(To do) Reproduce every one of the following records verbatim, line by line.

[Annotated listings of elements]
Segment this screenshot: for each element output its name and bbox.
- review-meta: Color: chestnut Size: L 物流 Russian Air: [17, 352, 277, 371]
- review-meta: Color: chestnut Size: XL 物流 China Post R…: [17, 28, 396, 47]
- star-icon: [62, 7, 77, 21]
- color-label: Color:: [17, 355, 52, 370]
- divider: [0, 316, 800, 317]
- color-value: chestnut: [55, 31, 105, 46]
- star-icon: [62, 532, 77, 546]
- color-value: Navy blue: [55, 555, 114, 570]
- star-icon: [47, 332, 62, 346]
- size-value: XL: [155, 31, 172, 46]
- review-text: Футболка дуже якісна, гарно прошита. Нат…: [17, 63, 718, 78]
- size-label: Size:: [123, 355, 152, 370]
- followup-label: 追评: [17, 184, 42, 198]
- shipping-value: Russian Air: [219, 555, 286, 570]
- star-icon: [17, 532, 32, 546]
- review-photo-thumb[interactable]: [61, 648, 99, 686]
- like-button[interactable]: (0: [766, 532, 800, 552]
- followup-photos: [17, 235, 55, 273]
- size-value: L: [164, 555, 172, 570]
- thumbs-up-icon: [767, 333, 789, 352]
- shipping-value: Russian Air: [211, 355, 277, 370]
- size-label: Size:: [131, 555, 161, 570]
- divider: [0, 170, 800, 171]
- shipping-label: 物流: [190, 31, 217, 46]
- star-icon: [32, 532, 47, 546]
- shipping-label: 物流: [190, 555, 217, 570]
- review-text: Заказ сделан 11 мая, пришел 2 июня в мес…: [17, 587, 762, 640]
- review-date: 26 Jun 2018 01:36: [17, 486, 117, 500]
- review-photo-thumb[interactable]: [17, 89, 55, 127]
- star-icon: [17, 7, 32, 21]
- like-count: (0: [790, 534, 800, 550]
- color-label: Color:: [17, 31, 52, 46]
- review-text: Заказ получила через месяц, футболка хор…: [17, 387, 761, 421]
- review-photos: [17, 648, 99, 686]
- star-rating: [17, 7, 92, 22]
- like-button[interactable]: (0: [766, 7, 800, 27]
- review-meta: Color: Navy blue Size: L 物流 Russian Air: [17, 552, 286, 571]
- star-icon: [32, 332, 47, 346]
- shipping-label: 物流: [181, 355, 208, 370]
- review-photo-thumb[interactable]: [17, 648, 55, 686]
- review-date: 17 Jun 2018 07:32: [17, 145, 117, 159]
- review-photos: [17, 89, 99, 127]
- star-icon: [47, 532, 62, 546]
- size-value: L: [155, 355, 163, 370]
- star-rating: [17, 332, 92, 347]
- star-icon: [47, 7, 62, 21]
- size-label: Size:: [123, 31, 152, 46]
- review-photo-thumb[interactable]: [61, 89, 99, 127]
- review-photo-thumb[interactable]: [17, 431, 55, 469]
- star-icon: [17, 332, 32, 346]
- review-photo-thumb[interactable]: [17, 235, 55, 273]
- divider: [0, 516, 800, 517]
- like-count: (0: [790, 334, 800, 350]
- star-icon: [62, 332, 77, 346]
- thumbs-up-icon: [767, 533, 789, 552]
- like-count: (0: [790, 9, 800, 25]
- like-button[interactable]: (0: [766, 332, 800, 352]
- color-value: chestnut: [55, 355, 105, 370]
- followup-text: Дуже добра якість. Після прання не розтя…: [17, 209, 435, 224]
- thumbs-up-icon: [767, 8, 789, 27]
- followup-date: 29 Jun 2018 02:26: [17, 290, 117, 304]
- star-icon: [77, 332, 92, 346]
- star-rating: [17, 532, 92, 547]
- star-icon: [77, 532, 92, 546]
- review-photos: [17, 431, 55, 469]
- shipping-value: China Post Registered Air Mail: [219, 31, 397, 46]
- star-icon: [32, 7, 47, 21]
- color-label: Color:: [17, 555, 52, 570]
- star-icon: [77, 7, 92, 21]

(Expected answer)
Segment this screenshot: for each element output its name and bbox.
- review-meta: Color: chestnut Size: L 物流 Russian Air: [17, 352, 277, 371]
- review-meta: Color: chestnut Size: XL 物流 China Post R…: [17, 28, 396, 47]
- star-icon: [62, 7, 77, 21]
- color-label: Color:: [17, 355, 52, 370]
- divider: [0, 316, 800, 317]
- color-value: chestnut: [55, 31, 105, 46]
- star-icon: [62, 532, 77, 546]
- color-value: Navy blue: [55, 555, 114, 570]
- star-icon: [47, 332, 62, 346]
- size-value: XL: [155, 31, 172, 46]
- review-text: Футболка дуже якісна, гарно прошита. Нат…: [17, 63, 718, 78]
- size-label: Size:: [123, 355, 152, 370]
- followup-label: 追评: [17, 184, 42, 198]
- shipping-value: Russian Air: [219, 555, 286, 570]
- star-icon: [17, 532, 32, 546]
- review-photo-thumb[interactable]: [61, 648, 99, 686]
- like-button[interactable]: (0: [766, 532, 800, 552]
- followup-photos: [17, 235, 55, 273]
- size-value: L: [164, 555, 172, 570]
- thumbs-up-icon: [767, 333, 789, 352]
- shipping-value: Russian Air: [211, 355, 277, 370]
- size-label: Size:: [131, 555, 161, 570]
- divider: [0, 170, 800, 171]
- shipping-label: 物流: [190, 31, 217, 46]
- star-icon: [32, 532, 47, 546]
- shipping-label: 物流: [190, 555, 217, 570]
- review-text: Заказ сделан 11 мая, пришел 2 июня в мес…: [17, 587, 762, 640]
- review-date: 26 Jun 2018 01:36: [17, 486, 117, 500]
- review-photo-thumb[interactable]: [17, 89, 55, 127]
- star-icon: [17, 7, 32, 21]
- like-count: (0: [790, 534, 800, 550]
- color-label: Color:: [17, 31, 52, 46]
- review-text: Заказ получила через месяц, футболка хор…: [17, 387, 761, 421]
- review-photos: [17, 648, 99, 686]
- star-rating: [17, 7, 92, 22]
- like-button[interactable]: (0: [766, 7, 800, 27]
- review-meta: Color: Navy blue Size: L 物流 Russian Air: [17, 552, 286, 571]
- star-icon: [32, 332, 47, 346]
- shipping-label: 物流: [181, 355, 208, 370]
- review-photo-thumb[interactable]: [17, 648, 55, 686]
- review-date: 17 Jun 2018 07:32: [17, 145, 117, 159]
- review-photos: [17, 89, 99, 127]
- star-icon: [47, 532, 62, 546]
- size-value: L: [155, 355, 163, 370]
- star-rating: [17, 332, 92, 347]
- star-icon: [47, 7, 62, 21]
- size-label: Size:: [123, 31, 152, 46]
- review-photo-thumb[interactable]: [61, 89, 99, 127]
- review-photo-thumb[interactable]: [17, 431, 55, 469]
- star-icon: [17, 332, 32, 346]
- review-photo-thumb[interactable]: [17, 235, 55, 273]
- divider: [0, 516, 800, 517]
- like-count: (0: [790, 334, 800, 350]
- star-icon: [62, 332, 77, 346]
- thumbs-up-icon: [767, 533, 789, 552]
- like-count: (0: [790, 9, 800, 25]
- like-button[interactable]: (0: [766, 332, 800, 352]
- color-value: chestnut: [55, 355, 105, 370]
- followup-text: Дуже добра якість. Після прання не розтя…: [17, 209, 435, 224]
- thumbs-up-icon: [767, 8, 789, 27]
- followup-date: 29 Jun 2018 02:26: [17, 290, 117, 304]
- star-icon: [77, 332, 92, 346]
- star-rating: [17, 532, 92, 547]
- star-icon: [77, 532, 92, 546]
- review-photos: [17, 431, 55, 469]
- shipping-value: China Post Registered Air Mail: [219, 31, 397, 46]
- star-icon: [32, 7, 47, 21]
- color-label: Color:: [17, 555, 52, 570]
- star-icon: [77, 7, 92, 21]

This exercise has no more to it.